Task requirements:
Skip the images and copy each record exactly as written.
━━━━━━━━━━━━━━━━
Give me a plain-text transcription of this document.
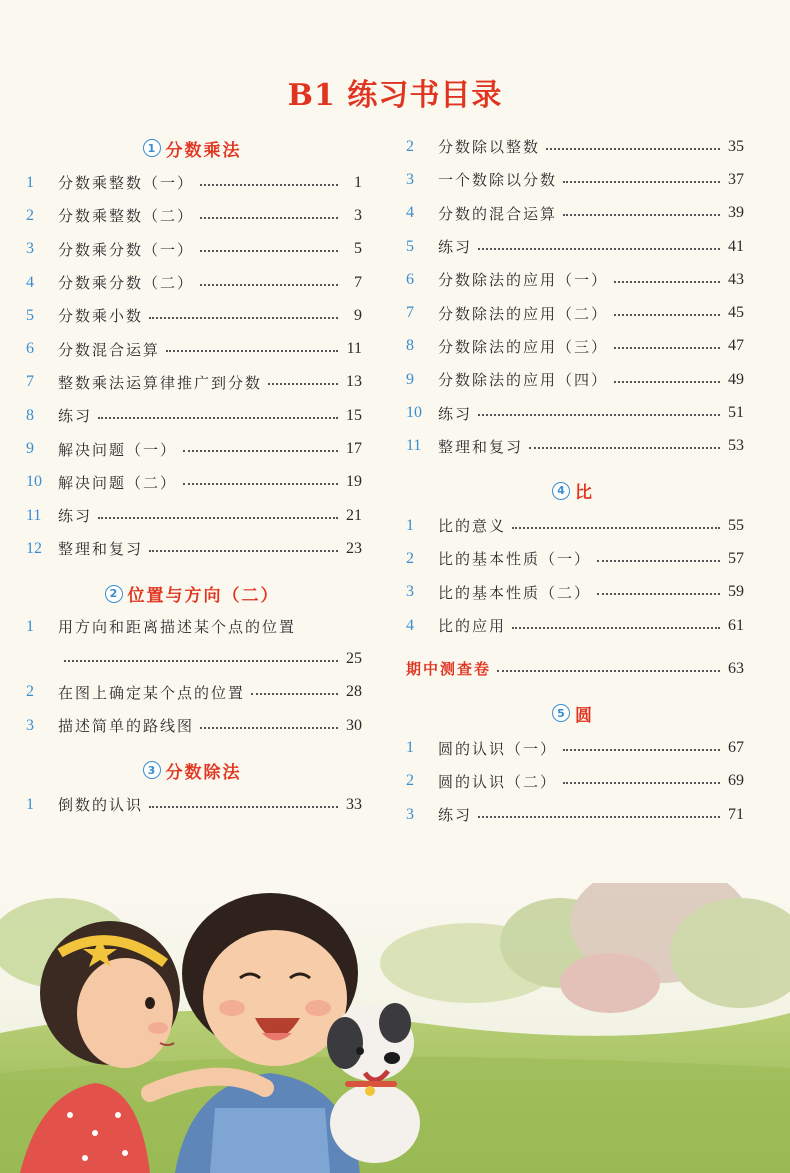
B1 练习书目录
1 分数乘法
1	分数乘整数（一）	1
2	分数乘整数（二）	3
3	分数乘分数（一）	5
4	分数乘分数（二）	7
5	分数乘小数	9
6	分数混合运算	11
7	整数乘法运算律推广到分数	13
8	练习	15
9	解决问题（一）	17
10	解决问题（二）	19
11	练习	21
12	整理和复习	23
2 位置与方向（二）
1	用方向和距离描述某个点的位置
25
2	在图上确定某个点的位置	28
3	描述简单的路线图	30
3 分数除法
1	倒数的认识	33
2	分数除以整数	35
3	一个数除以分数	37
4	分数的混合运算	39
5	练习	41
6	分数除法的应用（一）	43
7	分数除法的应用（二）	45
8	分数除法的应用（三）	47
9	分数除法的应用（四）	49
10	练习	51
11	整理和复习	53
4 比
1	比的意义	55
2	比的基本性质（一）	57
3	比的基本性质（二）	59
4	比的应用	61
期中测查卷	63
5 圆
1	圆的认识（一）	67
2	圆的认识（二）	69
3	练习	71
━━━━━━━━━━━━━━━━
Exercise answer:
Give me a plain-text transcription of this document.
B1 练习书目录
1 分数乘法
1	分数乘整数（一）	1
2	分数乘整数（二）	3
3	分数乘分数（一）	5
4	分数乘分数（二）	7
5	分数乘小数	9
6	分数混合运算	11
7	整数乘法运算律推广到分数	13
8	练习	15
9	解决问题（一）	17
10	解决问题（二）	19
11	练习	21
12	整理和复习	23
2 位置与方向（二）
1	用方向和距离描述某个点的位置
25
2	在图上确定某个点的位置	28
3	描述简单的路线图	30
3 分数除法
1	倒数的认识	33
2	分数除以整数	35
3	一个数除以分数	37
4	分数的混合运算	39
5	练习	41
6	分数除法的应用（一）	43
7	分数除法的应用（二）	45
8	分数除法的应用（三）	47
9	分数除法的应用（四）	49
10	练习	51
11	整理和复习	53
4 比
1	比的意义	55
2	比的基本性质（一）	57
3	比的基本性质（二）	59
4	比的应用	61
期中测查卷	63
5 圆
1	圆的认识（一）	67
2	圆的认识（二）	69
3	练习	71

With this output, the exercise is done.